- [WHAT TO PRODUCE] Filter the listing and keep only the lines with the word "undefined".

- [STORED RECORDS]

— start —

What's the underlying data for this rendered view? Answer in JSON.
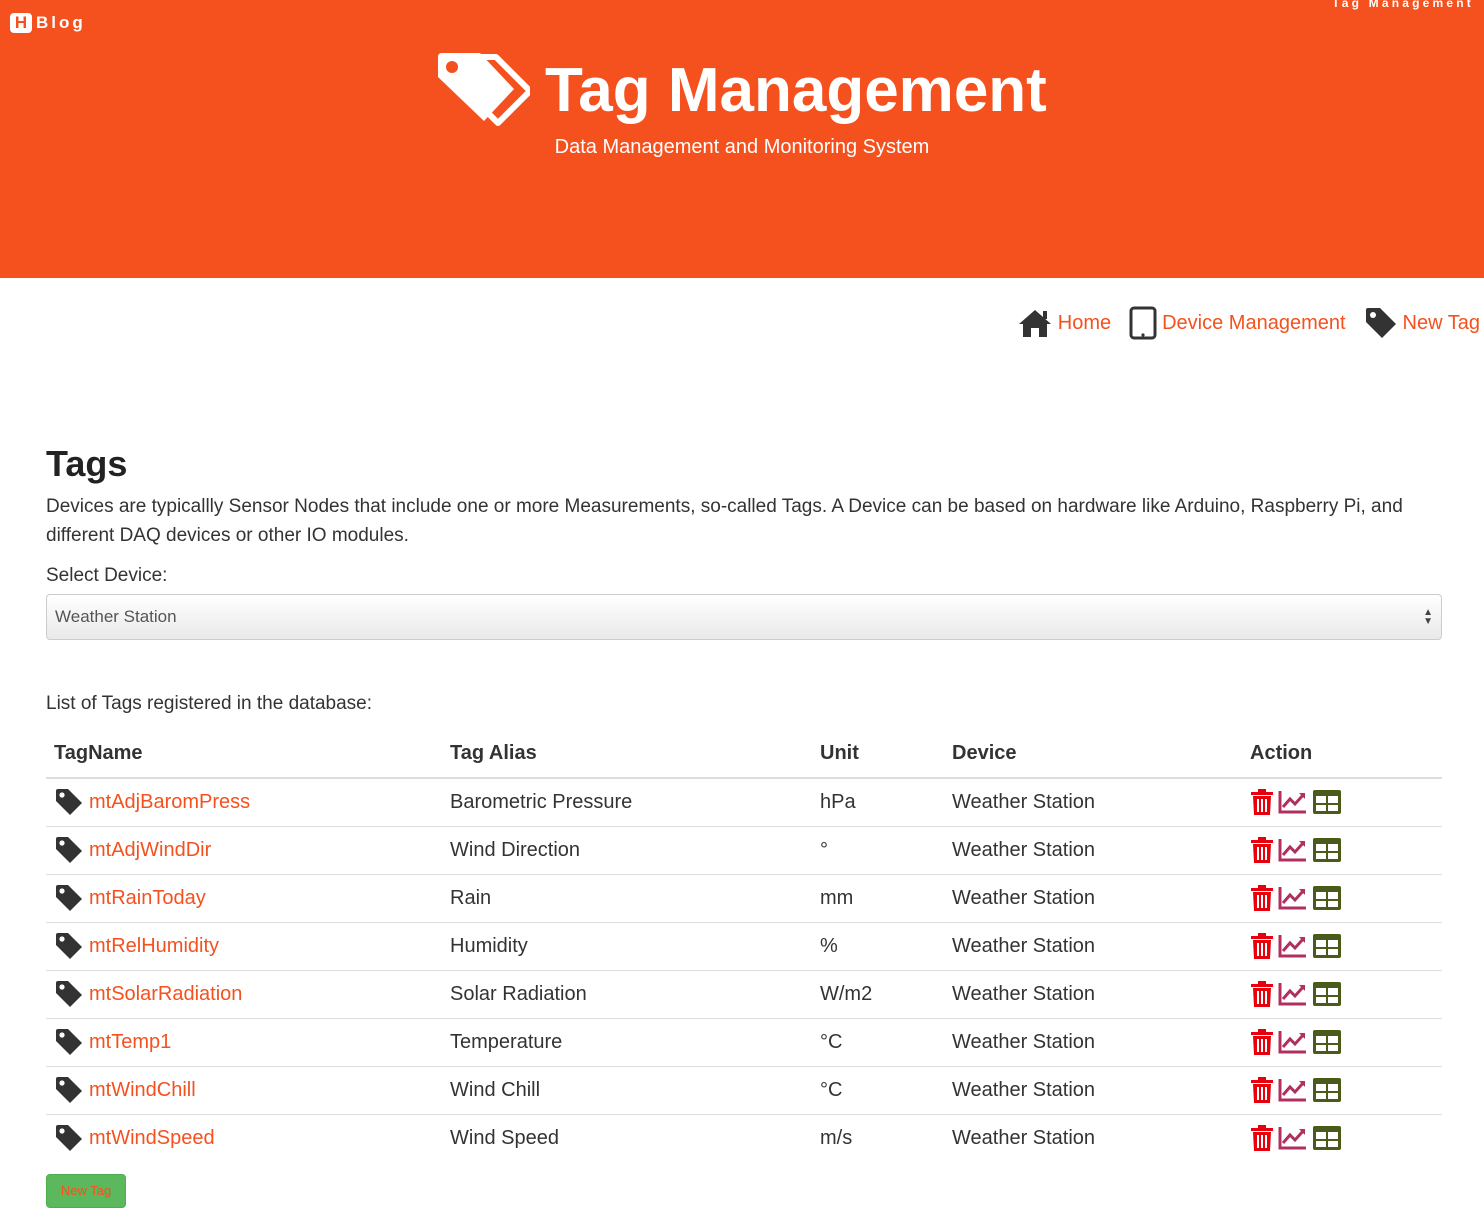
{
  "header": {
    "logo_letter": "H",
    "logo_text": "Blog",
    "top_right": "Tag Management",
    "title": "Tag Management",
    "subtitle": "Data Management and Monitoring System"
  },
  "nav": {
    "home": "Home",
    "devices": "Device Management",
    "new_tag": "New Tag"
  },
  "main": {
    "heading": "Tags",
    "description": "Devices are typicallly Sensor Nodes that include one or more Measurements, so-called Tags. A Device can be based on hardware like Arduino, Raspberry Pi, and different DAQ devices or other IO modules.",
    "select_label": "Select Device:",
    "selected_device": "Weather Station",
    "list_label": "List of Tags registered in the database:"
  },
  "table": {
    "headers": [
      "TagName",
      "Tag Alias",
      "Unit",
      "Device",
      "Action"
    ],
    "rows": [
      {
        "name": "mtAdjBaromPress",
        "alias": "Barometric Pressure",
        "unit": "hPa",
        "device": "Weather Station"
      },
      {
        "name": "mtAdjWindDir",
        "alias": "Wind Direction",
        "unit": "°",
        "device": "Weather Station"
      },
      {
        "name": "mtRainToday",
        "alias": "Rain",
        "unit": "mm",
        "device": "Weather Station"
      },
      {
        "name": "mtRelHumidity",
        "alias": "Humidity",
        "unit": "%",
        "device": "Weather Station"
      },
      {
        "name": "mtSolarRadiation",
        "alias": "Solar Radiation",
        "unit": "W/m2",
        "device": "Weather Station"
      },
      {
        "name": "mtTemp1",
        "alias": "Temperature",
        "unit": "°C",
        "device": "Weather Station"
      },
      {
        "name": "mtWindChill",
        "alias": "Wind Chill",
        "unit": "°C",
        "device": "Weather Station"
      },
      {
        "name": "mtWindSpeed",
        "alias": "Wind Speed",
        "unit": "m/s",
        "device": "Weather Station"
      }
    ]
  },
  "button": {
    "new_tag": "New Tag"
  },
  "icons": {
    "tag": "tag-icon",
    "home": "home-icon",
    "device": "tablet-icon",
    "delete": "trash-icon",
    "chart": "line-chart-icon",
    "table": "table-icon"
  },
  "colors": {
    "brand": "#f4511e",
    "delete": "#e8000b",
    "chart": "#b03060",
    "table": "#4a5a1a",
    "button": "#5cb85c"
  }
}
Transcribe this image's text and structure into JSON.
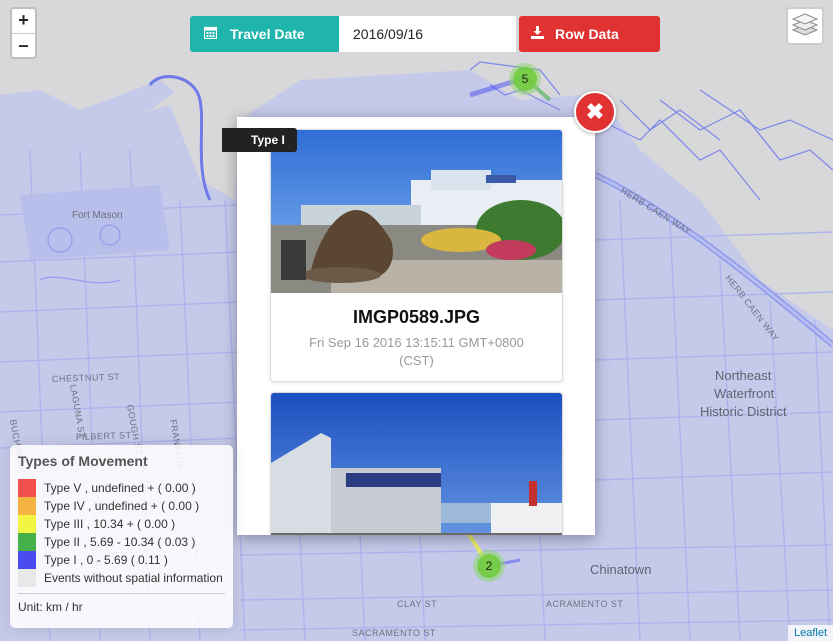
{
  "map": {
    "labels": {
      "fort_mason": "Fort Mason",
      "chestnut": "CHESTNUT ST",
      "filbert": "FILBERT ST",
      "laguna": "LAGUNA ST",
      "gough": "GOUGH ST",
      "franklin": "FRANKLIN",
      "buchanan": "BUCHANAN",
      "herb_caen_1": "HERB CAEN WAY",
      "herb_caen_2": "HERB CAEN WAY",
      "northeast": "Northeast",
      "waterfront": "Waterfront",
      "historic": "Historic District",
      "chinatown": "Chinatown",
      "clay": "CLAY ST",
      "sacramento": "SACRAMENTO ST",
      "sacramento_2": "ACRAMENTO ST"
    },
    "attribution": "Leaflet"
  },
  "zoom": {
    "in": "+",
    "out": "–"
  },
  "toolbar": {
    "travel_label": "Travel Date",
    "date_value": "2016/09/16",
    "row_data_label": "Row Data"
  },
  "clusters": [
    {
      "count": "5"
    },
    {
      "count": "2"
    }
  ],
  "popup": {
    "type_tag": "Type I",
    "close": "✖",
    "photos": [
      {
        "filename": "IMGP0589.JPG",
        "time": "Fri Sep 16 2016 13:15:11 GMT+0800 (CST)"
      },
      {
        "filename": "",
        "time": ""
      }
    ]
  },
  "legend": {
    "title": "Types of Movement",
    "items": [
      {
        "label": "Type V , undefined + ( 0.00 )",
        "color": "#f55050"
      },
      {
        "label": "Type IV , undefined + ( 0.00 )",
        "color": "#f5b342"
      },
      {
        "label": "Type III , 10.34 + ( 0.00 )",
        "color": "#f2f542"
      },
      {
        "label": "Type II , 5.69 - 10.34 ( 0.03 )",
        "color": "#45b04a"
      },
      {
        "label": "Type I , 0 - 5.69 ( 0.11 )",
        "color": "#4a4cf0"
      },
      {
        "label": "Events without spatial information",
        "color": "#e8e8e8"
      }
    ],
    "unit": "Unit: km / hr"
  }
}
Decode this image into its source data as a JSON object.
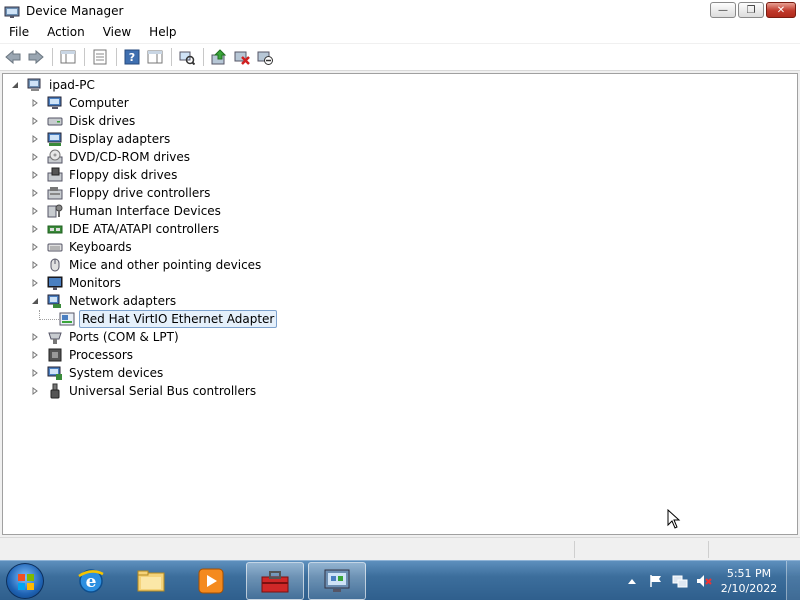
{
  "window": {
    "title": "Device Manager",
    "minimize_glyph": "—",
    "maximize_glyph": "❐",
    "close_glyph": "✕"
  },
  "menu": [
    "File",
    "Action",
    "View",
    "Help"
  ],
  "toolbar": {
    "buttons": [
      "back-icon",
      "forward-icon",
      "show-hide-console-tree-icon",
      "properties-icon",
      "help-icon",
      "action-pane-icon",
      "scan-hardware-icon",
      "update-driver-icon",
      "uninstall-icon",
      "disable-device-icon"
    ]
  },
  "tree": {
    "root": "ipad-PC",
    "categories": [
      {
        "label": "Computer",
        "icon": "computer-icon"
      },
      {
        "label": "Disk drives",
        "icon": "disk-drive-icon"
      },
      {
        "label": "Display adapters",
        "icon": "display-adapter-icon"
      },
      {
        "label": "DVD/CD-ROM drives",
        "icon": "dvd-drive-icon"
      },
      {
        "label": "Floppy disk drives",
        "icon": "floppy-disk-icon"
      },
      {
        "label": "Floppy drive controllers",
        "icon": "floppy-controller-icon"
      },
      {
        "label": "Human Interface Devices",
        "icon": "hid-icon"
      },
      {
        "label": "IDE ATA/ATAPI controllers",
        "icon": "ide-controller-icon"
      },
      {
        "label": "Keyboards",
        "icon": "keyboard-icon"
      },
      {
        "label": "Mice and other pointing devices",
        "icon": "mouse-icon"
      },
      {
        "label": "Monitors",
        "icon": "monitor-icon"
      },
      {
        "label": "Network adapters",
        "icon": "network-adapter-icon",
        "expanded": true
      },
      {
        "label": "Ports (COM & LPT)",
        "icon": "port-icon"
      },
      {
        "label": "Processors",
        "icon": "processor-icon"
      },
      {
        "label": "System devices",
        "icon": "system-device-icon"
      },
      {
        "label": "Universal Serial Bus controllers",
        "icon": "usb-icon"
      }
    ],
    "network_child": "Red Hat VirtIO Ethernet Adapter"
  },
  "taskbar": {
    "pinned": [
      "internet-explorer-icon",
      "windows-explorer-icon",
      "media-player-icon",
      "toolbox-icon",
      "device-manager-taskbar-icon"
    ],
    "clock_time": "5:51 PM",
    "clock_date": "2/10/2022"
  },
  "colors": {
    "selection_border": "#7da2ce",
    "selection_fill": "#e5f0fb",
    "taskbar": "#3c6e9c"
  }
}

— end —

- [ANSWER TO THE TASK]
        "label": "Type V , undefined + ( 0.00 )",
        "label": "Type IV , undefined + ( 0.00 )",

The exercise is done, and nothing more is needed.